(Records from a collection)

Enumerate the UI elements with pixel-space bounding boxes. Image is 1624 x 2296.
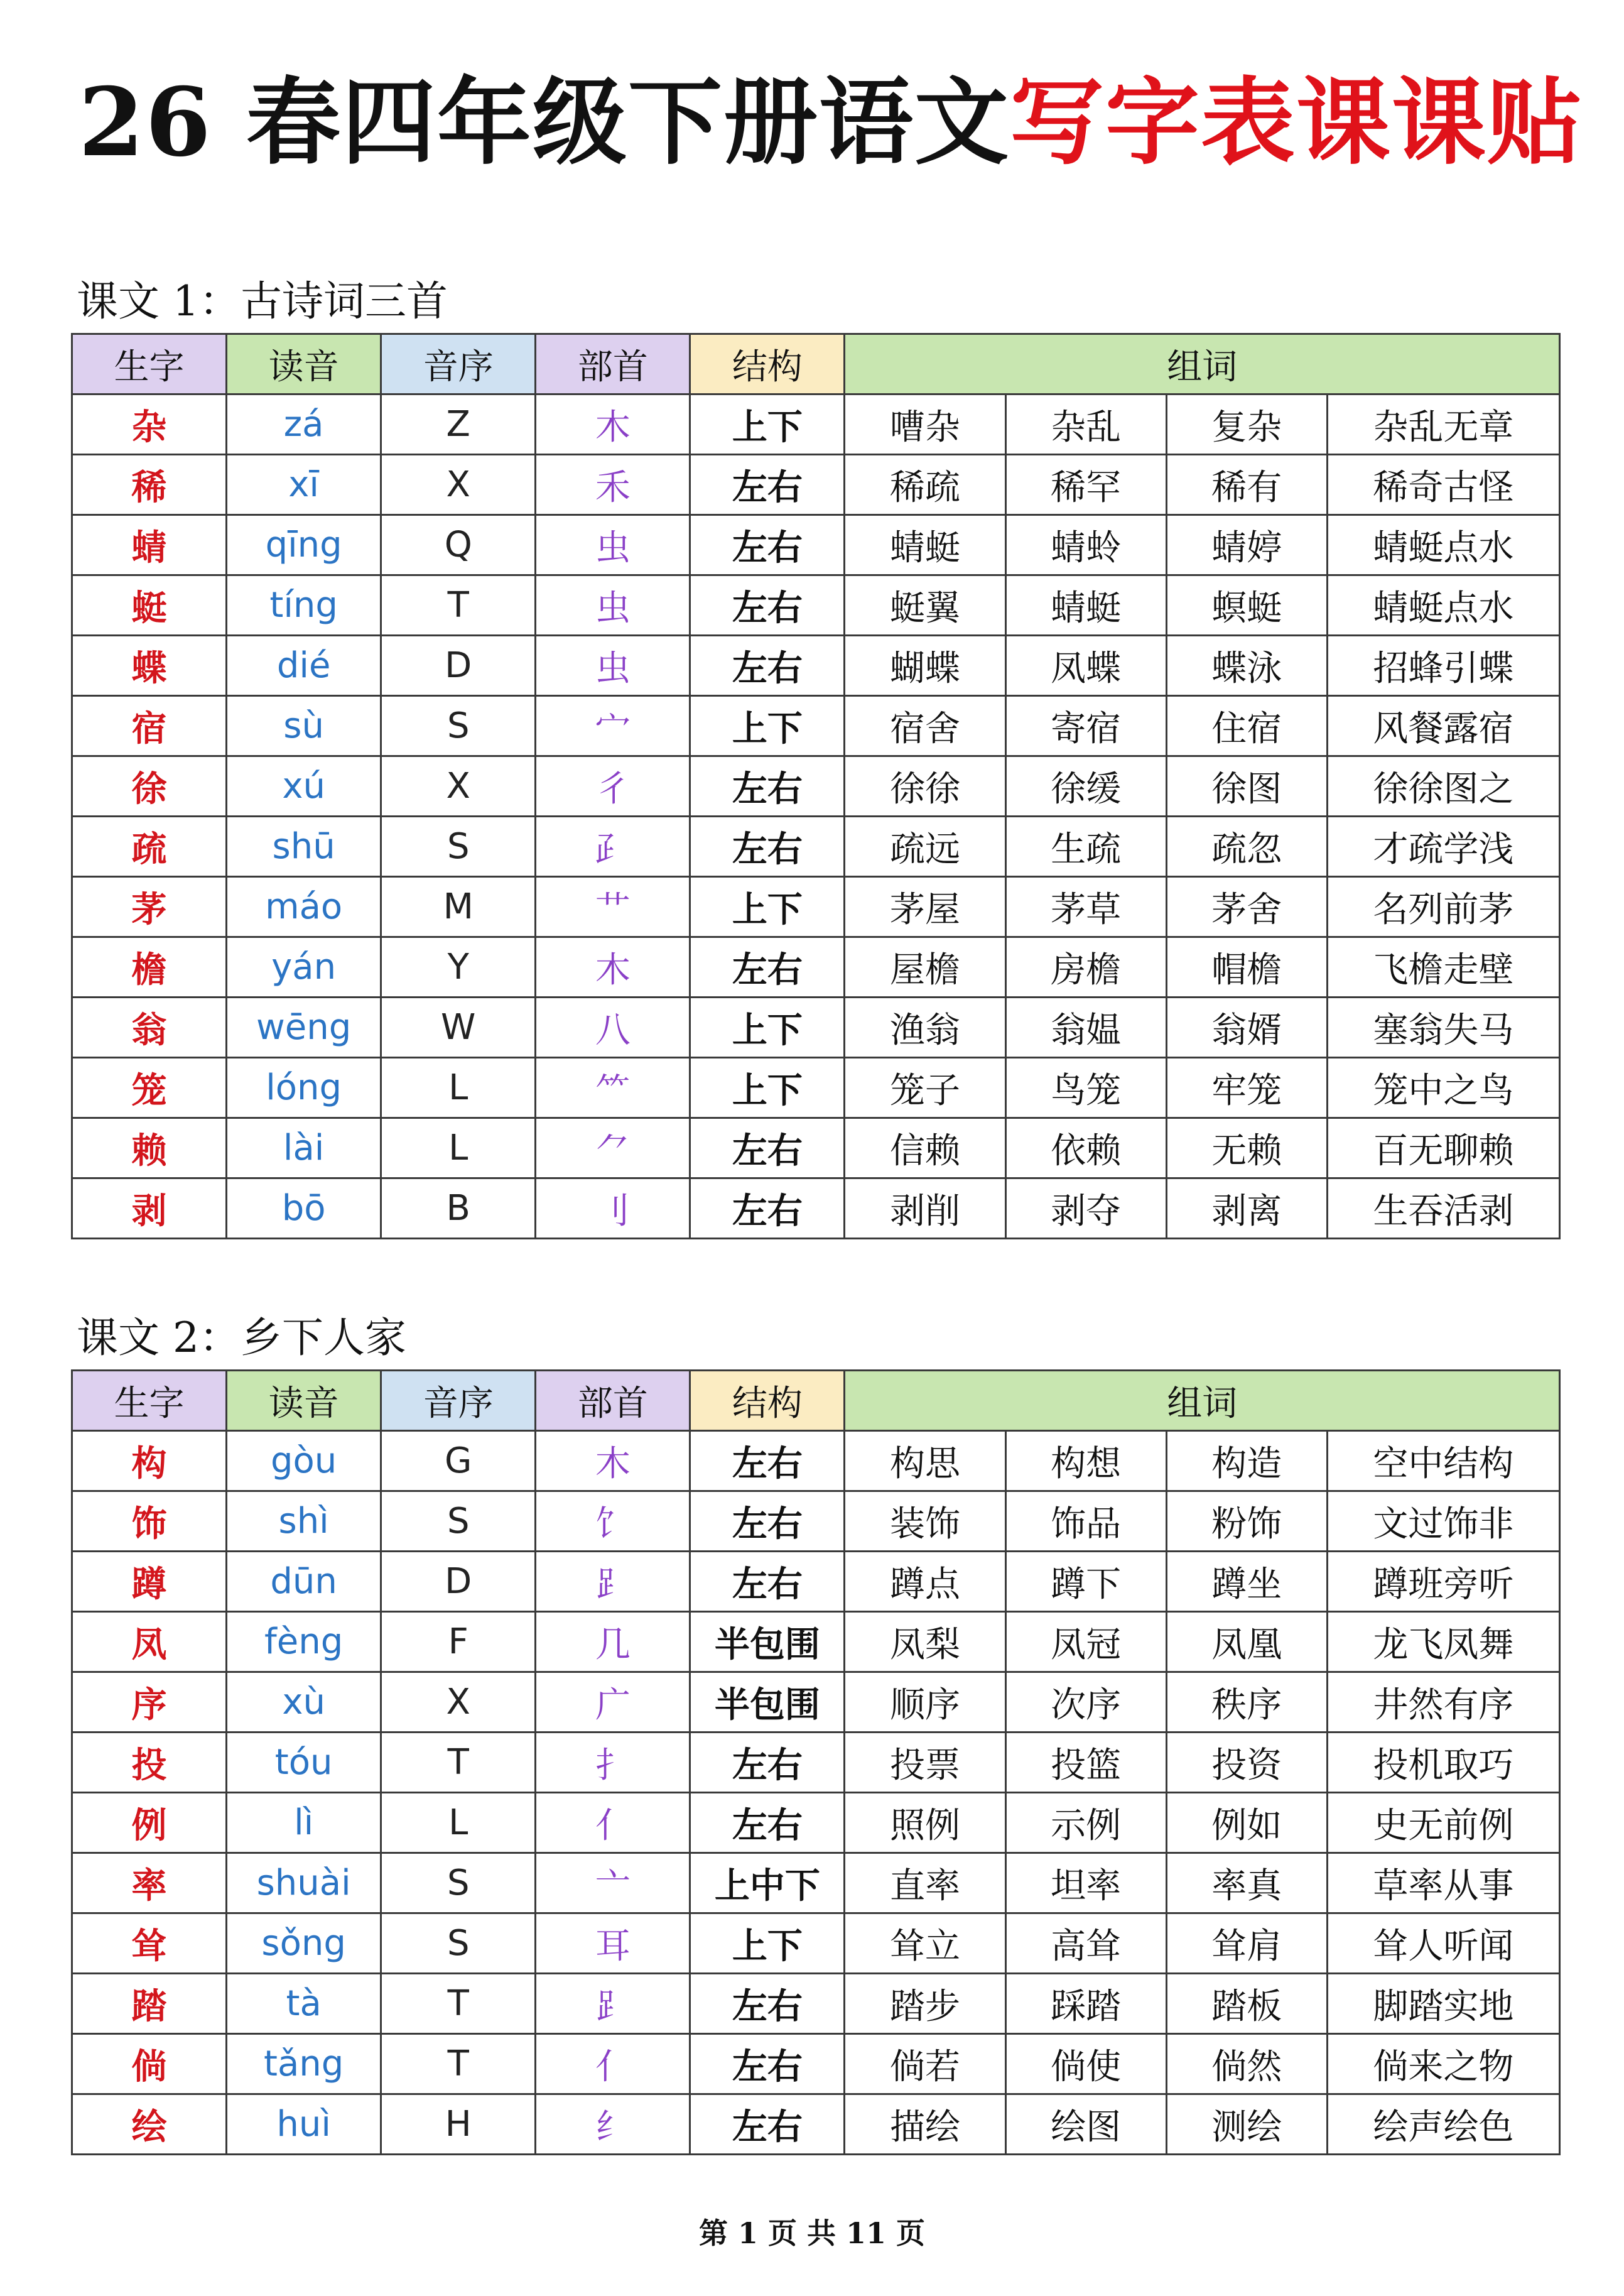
- header-structure: 结构: [690, 1371, 845, 1431]
- radical-cell: 扌: [536, 1733, 690, 1793]
- word-cell: 牢笼: [1166, 1058, 1327, 1118]
- word-cell: 稀疏: [845, 455, 1005, 515]
- header-order: 音序: [381, 334, 536, 394]
- structure-cell: 上下: [690, 1913, 845, 1974]
- word-cell: 稀有: [1166, 455, 1327, 515]
- idiom-cell: 绘声绘色: [1327, 2094, 1559, 2155]
- word-cell: 凤蝶: [1005, 636, 1166, 696]
- radical-cell: 几: [536, 1612, 690, 1672]
- structure-cell: 左右: [690, 1491, 845, 1552]
- word-cell: 投资: [1166, 1733, 1327, 1793]
- table-row: [72, 455, 1560, 515]
- order-cell: S: [381, 696, 536, 756]
- word-cell: 绘图: [1005, 2094, 1166, 2155]
- idiom-cell: 蜻蜓点水: [1327, 575, 1559, 636]
- pinyin-cell: lài: [227, 1118, 381, 1178]
- section-title-1: 课文 1：古诗词三首: [77, 277, 448, 325]
- word-cell: 茅舍: [1166, 877, 1327, 937]
- table-row: [72, 937, 1560, 998]
- table-row: [72, 756, 1560, 817]
- structure-cell: 上下: [690, 696, 845, 756]
- table-row: [72, 1913, 1560, 1974]
- word-cell: 笼子: [845, 1058, 1005, 1118]
- word-cell: 蝴蝶: [845, 636, 1005, 696]
- word-cell: 蹲下: [1005, 1552, 1166, 1612]
- word-cell: 示例: [1005, 1793, 1166, 1853]
- idiom-cell: 百无聊赖: [1327, 1118, 1559, 1178]
- structure-cell: 左右: [690, 756, 845, 817]
- char-cell: 饰: [72, 1491, 227, 1552]
- radical-cell: 亻: [536, 1793, 690, 1853]
- word-cell: 徐图: [1166, 756, 1327, 817]
- order-cell: M: [381, 877, 536, 937]
- char-cell: 踏: [72, 1974, 227, 2034]
- word-cell: 构思: [845, 1431, 1005, 1491]
- word-cell: 投票: [845, 1733, 1005, 1793]
- word-cell: 坦率: [1005, 1853, 1166, 1913]
- pinyin-cell: xī: [227, 455, 381, 515]
- word-cell: 构想: [1005, 1431, 1166, 1491]
- word-cell: 信赖: [845, 1118, 1005, 1178]
- idiom-cell: 脚踏实地: [1327, 1974, 1559, 2034]
- word-cell: 茅草: [1005, 877, 1166, 937]
- idiom-cell: 龙飞凤舞: [1327, 1612, 1559, 1672]
- table-row: [72, 1974, 1560, 2034]
- word-cell: 粉饰: [1166, 1491, 1327, 1552]
- word-cell: 蜻婷: [1166, 515, 1327, 575]
- table-row: [72, 696, 1560, 756]
- idiom-cell: 名列前茅: [1327, 877, 1559, 937]
- idiom-cell: 井然有序: [1327, 1672, 1559, 1733]
- radical-cell: ⻊: [536, 1552, 690, 1612]
- word-cell: 屋檐: [845, 937, 1005, 998]
- idiom-cell: 蹲班旁听: [1327, 1552, 1559, 1612]
- order-cell: D: [381, 1552, 536, 1612]
- order-cell: W: [381, 998, 536, 1058]
- header-words: 组词: [845, 334, 1560, 394]
- word-cell: 耸肩: [1166, 1913, 1327, 1974]
- header-order: 音序: [381, 1371, 536, 1431]
- idiom-cell: 笼中之鸟: [1327, 1058, 1559, 1118]
- idiom-cell: 生吞活剥: [1327, 1178, 1559, 1239]
- pinyin-cell: dūn: [227, 1552, 381, 1612]
- structure-cell: 半包围: [690, 1672, 845, 1733]
- order-cell: S: [381, 817, 536, 877]
- idiom-cell: 徐徐图之: [1327, 756, 1559, 817]
- radical-cell: ⺈: [536, 1118, 690, 1178]
- order-cell: L: [381, 1118, 536, 1178]
- radical-cell: 广: [536, 1672, 690, 1733]
- word-cell: 蹲坐: [1166, 1552, 1327, 1612]
- word-cell: 剥削: [845, 1178, 1005, 1239]
- structure-cell: 左右: [690, 2034, 845, 2094]
- order-cell: Q: [381, 515, 536, 575]
- idiom-cell: 风餐露宿: [1327, 696, 1559, 756]
- table-header-row: [72, 334, 1560, 394]
- structure-cell: 左右: [690, 455, 845, 515]
- order-cell: H: [381, 2094, 536, 2155]
- char-cell: 翁: [72, 998, 227, 1058]
- order-cell: L: [381, 1793, 536, 1853]
- word-cell: 倘若: [845, 2034, 1005, 2094]
- char-cell: 宿: [72, 696, 227, 756]
- char-cell: 徐: [72, 756, 227, 817]
- header-char: 生字: [72, 1371, 227, 1431]
- structure-cell: 左右: [690, 2094, 845, 2155]
- pinyin-cell: sù: [227, 696, 381, 756]
- idiom-cell: 飞檐走壁: [1327, 937, 1559, 998]
- word-cell: 踏板: [1166, 1974, 1327, 2034]
- pinyin-cell: máo: [227, 877, 381, 937]
- order-cell: F: [381, 1612, 536, 1672]
- radical-cell: 耳: [536, 1913, 690, 1974]
- order-cell: S: [381, 1853, 536, 1913]
- table-row: [72, 1672, 1560, 1733]
- order-cell: S: [381, 1491, 536, 1552]
- word-cell: 翁媪: [1005, 998, 1166, 1058]
- structure-cell: 上下: [690, 998, 845, 1058]
- word-cell: 无赖: [1166, 1118, 1327, 1178]
- word-cell: 寄宿: [1005, 696, 1166, 756]
- order-cell: X: [381, 455, 536, 515]
- pinyin-cell: shū: [227, 817, 381, 877]
- page-title: [78, 60, 1586, 185]
- table-row: [72, 817, 1560, 877]
- word-cell: 蜓翼: [845, 575, 1005, 636]
- char-cell: 耸: [72, 1913, 227, 1974]
- char-cell: 蹲: [72, 1552, 227, 1612]
- word-cell: 凤凰: [1166, 1612, 1327, 1672]
- word-cell: 依赖: [1005, 1118, 1166, 1178]
- table-row: [72, 1793, 1560, 1853]
- table-row: [72, 515, 1560, 575]
- char-cell: 构: [72, 1431, 227, 1491]
- table-row: [72, 2034, 1560, 2094]
- lesson-2-table: [71, 1369, 1561, 2155]
- table-row: [72, 1733, 1560, 1793]
- idiom-cell: 蜻蜓点水: [1327, 515, 1559, 575]
- word-cell: 例如: [1166, 1793, 1327, 1853]
- structure-cell: 左右: [690, 515, 845, 575]
- word-cell: 倘使: [1005, 2034, 1166, 2094]
- header-pinyin: 读音: [227, 334, 381, 394]
- header-pinyin: 读音: [227, 1371, 381, 1431]
- idiom-cell: 塞翁失马: [1327, 998, 1559, 1058]
- word-cell: 住宿: [1166, 696, 1327, 756]
- structure-cell: 左右: [690, 1178, 845, 1239]
- pinyin-cell: lì: [227, 1793, 381, 1853]
- word-cell: 杂乱: [1005, 394, 1166, 455]
- char-cell: 蝶: [72, 636, 227, 696]
- word-cell: 描绘: [845, 2094, 1005, 2155]
- structure-cell: 左右: [690, 1793, 845, 1853]
- table-row: [72, 1853, 1560, 1913]
- char-cell: 凤: [72, 1612, 227, 1672]
- pinyin-cell: tǎng: [227, 2034, 381, 2094]
- idiom-cell: 草率从事: [1327, 1853, 1559, 1913]
- header-words: 组词: [845, 1371, 1560, 1431]
- word-cell: 复杂: [1166, 394, 1327, 455]
- table-body: [72, 1431, 1560, 2155]
- pinyin-cell: lóng: [227, 1058, 381, 1118]
- radical-cell: 木: [536, 1431, 690, 1491]
- word-cell: 螟蜓: [1166, 575, 1327, 636]
- pinyin-cell: xú: [227, 756, 381, 817]
- order-cell: B: [381, 1178, 536, 1239]
- pinyin-cell: fèng: [227, 1612, 381, 1672]
- header-structure: 结构: [690, 334, 845, 394]
- structure-cell: 上下: [690, 1058, 845, 1118]
- pinyin-cell: shuài: [227, 1853, 381, 1913]
- idiom-cell: 空中结构: [1327, 1431, 1559, 1491]
- word-cell: 率真: [1166, 1853, 1327, 1913]
- pinyin-cell: zá: [227, 394, 381, 455]
- char-cell: 疏: [72, 817, 227, 877]
- structure-cell: 左右: [690, 937, 845, 998]
- word-cell: 帽檐: [1166, 937, 1327, 998]
- word-cell: 踏步: [845, 1974, 1005, 2034]
- idiom-cell: 投机取巧: [1327, 1733, 1559, 1793]
- structure-cell: 左右: [690, 1431, 845, 1491]
- radical-cell: 亠: [536, 1853, 690, 1913]
- table-row: [72, 394, 1560, 455]
- pinyin-cell: tíng: [227, 575, 381, 636]
- word-cell: 宿舍: [845, 696, 1005, 756]
- word-cell: 测绘: [1166, 2094, 1327, 2155]
- word-cell: 凤梨: [845, 1612, 1005, 1672]
- structure-cell: 左右: [690, 1118, 845, 1178]
- radical-cell: 亻: [536, 2034, 690, 2094]
- word-cell: 直率: [845, 1853, 1005, 1913]
- word-cell: 剥夺: [1005, 1178, 1166, 1239]
- structure-cell: 上下: [690, 394, 845, 455]
- word-cell: 装饰: [845, 1491, 1005, 1552]
- pinyin-cell: gòu: [227, 1431, 381, 1491]
- order-cell: Y: [381, 937, 536, 998]
- table-header-row: [72, 1371, 1560, 1431]
- idiom-cell: 稀奇古怪: [1327, 455, 1559, 515]
- idiom-cell: 倘来之物: [1327, 2034, 1559, 2094]
- radical-cell: 木: [536, 937, 690, 998]
- word-cell: 秩序: [1166, 1672, 1327, 1733]
- lesson-1-table: [71, 333, 1561, 1239]
- order-cell: T: [381, 1733, 536, 1793]
- radical-cell: 木: [536, 394, 690, 455]
- structure-cell: 左右: [690, 1733, 845, 1793]
- order-cell: G: [381, 1431, 536, 1491]
- radical-cell: 八: [536, 998, 690, 1058]
- char-cell: 率: [72, 1853, 227, 1913]
- structure-cell: 半包围: [690, 1612, 845, 1672]
- page-title-main: 26 春四年级下册语文: [78, 67, 1010, 178]
- structure-cell: 左右: [690, 1552, 845, 1612]
- char-cell: 笼: [72, 1058, 227, 1118]
- word-cell: 照例: [845, 1793, 1005, 1853]
- idiom-cell: 才疏学浅: [1327, 817, 1559, 877]
- structure-cell: 上中下: [690, 1853, 845, 1913]
- word-cell: 鸟笼: [1005, 1058, 1166, 1118]
- radical-cell: ⻊: [536, 1974, 690, 2034]
- pinyin-cell: bō: [227, 1178, 381, 1239]
- char-cell: 绘: [72, 2094, 227, 2155]
- radical-cell: 彳: [536, 756, 690, 817]
- word-cell: 蜻蜓: [1005, 575, 1166, 636]
- word-cell: 凤冠: [1005, 1612, 1166, 1672]
- pinyin-cell: xù: [227, 1672, 381, 1733]
- char-cell: 赖: [72, 1118, 227, 1178]
- table-row: [72, 1552, 1560, 1612]
- pinyin-cell: yán: [227, 937, 381, 998]
- char-cell: 序: [72, 1672, 227, 1733]
- char-cell: 檐: [72, 937, 227, 998]
- radical-cell: 禾: [536, 455, 690, 515]
- pinyin-cell: qīng: [227, 515, 381, 575]
- order-cell: T: [381, 1974, 536, 2034]
- word-cell: 蹲点: [845, 1552, 1005, 1612]
- radical-cell: 刂: [536, 1178, 690, 1239]
- word-cell: 徐徐: [845, 756, 1005, 817]
- char-cell: 稀: [72, 455, 227, 515]
- table-body: [72, 394, 1560, 1239]
- idiom-cell: 杂乱无章: [1327, 394, 1559, 455]
- word-cell: 生疏: [1005, 817, 1166, 877]
- word-cell: 踩踏: [1005, 1974, 1166, 2034]
- word-cell: 茅屋: [845, 877, 1005, 937]
- pinyin-cell: tà: [227, 1974, 381, 2034]
- word-cell: 疏忽: [1166, 817, 1327, 877]
- pinyin-cell: tóu: [227, 1733, 381, 1793]
- radical-cell: 虫: [536, 636, 690, 696]
- order-cell: T: [381, 575, 536, 636]
- idiom-cell: 招蜂引蝶: [1327, 636, 1559, 696]
- char-cell: 投: [72, 1733, 227, 1793]
- radical-cell: 纟: [536, 2094, 690, 2155]
- word-cell: 构造: [1166, 1431, 1327, 1491]
- structure-cell: 左右: [690, 1974, 845, 2034]
- pinyin-cell: dié: [227, 636, 381, 696]
- radical-cell: ⺮: [536, 1058, 690, 1118]
- structure-cell: 上下: [690, 877, 845, 937]
- word-cell: 蜻蛉: [1005, 515, 1166, 575]
- idiom-cell: 文过饰非: [1327, 1491, 1559, 1552]
- radical-cell: 饣: [536, 1491, 690, 1552]
- order-cell: L: [381, 1058, 536, 1118]
- table-row: [72, 1612, 1560, 1672]
- pinyin-cell: sǒng: [227, 1913, 381, 1974]
- pinyin-cell: wēng: [227, 998, 381, 1058]
- order-cell: X: [381, 756, 536, 817]
- word-cell: 耸立: [845, 1913, 1005, 1974]
- radical-cell: 艹: [536, 877, 690, 937]
- char-cell: 蜓: [72, 575, 227, 636]
- table-row: [72, 1178, 1560, 1239]
- word-cell: 翁婿: [1166, 998, 1327, 1058]
- word-cell: 顺序: [845, 1672, 1005, 1733]
- char-cell: 例: [72, 1793, 227, 1853]
- idiom-cell: 史无前例: [1327, 1793, 1559, 1853]
- word-cell: 饰品: [1005, 1491, 1166, 1552]
- table-row: [72, 2094, 1560, 2155]
- header-radical: 部首: [536, 1371, 690, 1431]
- word-cell: 蝶泳: [1166, 636, 1327, 696]
- radical-cell: 虫: [536, 575, 690, 636]
- char-cell: 剥: [72, 1178, 227, 1239]
- char-cell: 茅: [72, 877, 227, 937]
- radical-cell: ⺪: [536, 817, 690, 877]
- char-cell: 倘: [72, 2034, 227, 2094]
- section-title-2: 课文 2：乡下人家: [77, 1314, 406, 1362]
- table-row: [72, 1058, 1560, 1118]
- order-cell: S: [381, 1913, 536, 1974]
- page-title-accent: 写字表课课贴: [1009, 67, 1583, 178]
- order-cell: Z: [381, 394, 536, 455]
- table-row: [72, 1431, 1560, 1491]
- word-cell: 嘈杂: [845, 394, 1005, 455]
- pinyin-cell: shì: [227, 1491, 381, 1552]
- word-cell: 剥离: [1166, 1178, 1327, 1239]
- word-cell: 渔翁: [845, 998, 1005, 1058]
- table-row: [72, 575, 1560, 636]
- idiom-cell: 耸人听闻: [1327, 1913, 1559, 1974]
- word-cell: 徐缓: [1005, 756, 1166, 817]
- table-row: [72, 1491, 1560, 1552]
- table-row: [72, 877, 1560, 937]
- word-cell: 次序: [1005, 1672, 1166, 1733]
- word-cell: 房檐: [1005, 937, 1166, 998]
- char-cell: 杂: [72, 394, 227, 455]
- word-cell: 蜻蜓: [845, 515, 1005, 575]
- table-row: [72, 1118, 1560, 1178]
- structure-cell: 左右: [690, 636, 845, 696]
- order-cell: D: [381, 636, 536, 696]
- order-cell: T: [381, 2034, 536, 2094]
- structure-cell: 左右: [690, 817, 845, 877]
- word-cell: 疏远: [845, 817, 1005, 877]
- order-cell: X: [381, 1672, 536, 1733]
- table-row: [72, 998, 1560, 1058]
- structure-cell: 左右: [690, 575, 845, 636]
- header-char: 生字: [72, 334, 227, 394]
- header-radical: 部首: [536, 334, 690, 394]
- page-footer: 第 1 页 共 11 页: [698, 2216, 926, 2250]
- word-cell: 倘然: [1166, 2034, 1327, 2094]
- word-cell: 稀罕: [1005, 455, 1166, 515]
- radical-cell: 虫: [536, 515, 690, 575]
- word-cell: 投篮: [1005, 1733, 1166, 1793]
- pinyin-cell: huì: [227, 2094, 381, 2155]
- table-row: [72, 636, 1560, 696]
- radical-cell: 宀: [536, 696, 690, 756]
- word-cell: 高耸: [1005, 1913, 1166, 1974]
- char-cell: 蜻: [72, 515, 227, 575]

§ **STATED EXERCISE**:
Copy the stretch of the records above from the line containing "- header-structure: 结构: [690, 1371, 845, 1431]" through the line containing "- word-cell: 蹲下: [1005, 1552, 1166, 1612]", both included, reproducing each line without change.

§ **RESULT**:
- header-structure: 结构: [690, 1371, 845, 1431]
- radical-cell: 扌: [536, 1733, 690, 1793]
- word-cell: 牢笼: [1166, 1058, 1327, 1118]
- word-cell: 稀疏: [845, 455, 1005, 515]
- header-order: 音序: [381, 334, 536, 394]
- structure-cell: 上下: [690, 1913, 845, 1974]
- word-cell: 稀有: [1166, 455, 1327, 515]
- idiom-cell: 绘声绘色: [1327, 2094, 1559, 2155]
- word-cell: 凤蝶: [1005, 636, 1166, 696]
- radical-cell: 几: [536, 1612, 690, 1672]
- structure-cell: 左右: [690, 1491, 845, 1552]
- word-cell: 投资: [1166, 1733, 1327, 1793]
- table-row: [72, 455, 1560, 515]
- order-cell: S: [381, 696, 536, 756]
- word-cell: 绘图: [1005, 2094, 1166, 2155]
- idiom-cell: 蜻蜓点水: [1327, 575, 1559, 636]
- pinyin-cell: lài: [227, 1118, 381, 1178]
- section-title-1: 课文 1：古诗词三首: [77, 277, 448, 325]
- word-cell: 茅舍: [1166, 877, 1327, 937]
- table-row: [72, 937, 1560, 998]
- table-row: [72, 756, 1560, 817]
- structure-cell: 上下: [690, 696, 845, 756]
- table-row: [72, 1913, 1560, 1974]
- word-cell: 笼子: [845, 1058, 1005, 1118]
- word-cell: 蝴蝶: [845, 636, 1005, 696]
- word-cell: 蹲下: [1005, 1552, 1166, 1612]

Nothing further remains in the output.